- [Task goal] In the following material, identify every line holding the string "color" and return it.
___ Dataset content
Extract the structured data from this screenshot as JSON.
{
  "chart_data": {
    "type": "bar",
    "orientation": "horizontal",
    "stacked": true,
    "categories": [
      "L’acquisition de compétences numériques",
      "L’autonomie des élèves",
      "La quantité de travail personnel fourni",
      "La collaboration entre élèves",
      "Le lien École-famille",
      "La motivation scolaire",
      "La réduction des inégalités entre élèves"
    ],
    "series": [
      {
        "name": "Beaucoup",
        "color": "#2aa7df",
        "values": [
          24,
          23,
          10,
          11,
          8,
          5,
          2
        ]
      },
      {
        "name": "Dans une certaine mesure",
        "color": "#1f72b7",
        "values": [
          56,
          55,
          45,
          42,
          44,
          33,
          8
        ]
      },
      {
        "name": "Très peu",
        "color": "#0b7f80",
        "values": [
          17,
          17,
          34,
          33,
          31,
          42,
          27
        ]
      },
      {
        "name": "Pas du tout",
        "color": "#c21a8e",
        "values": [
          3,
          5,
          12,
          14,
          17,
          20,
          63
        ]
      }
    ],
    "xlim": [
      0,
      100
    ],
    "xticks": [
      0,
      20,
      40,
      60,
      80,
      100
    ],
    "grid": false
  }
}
______
- [Response for this exercise]
        "color": "#2aa7df",
        "color": "#1f72b7",
        "color": "#0b7f80",
        "color": "#c21a8e",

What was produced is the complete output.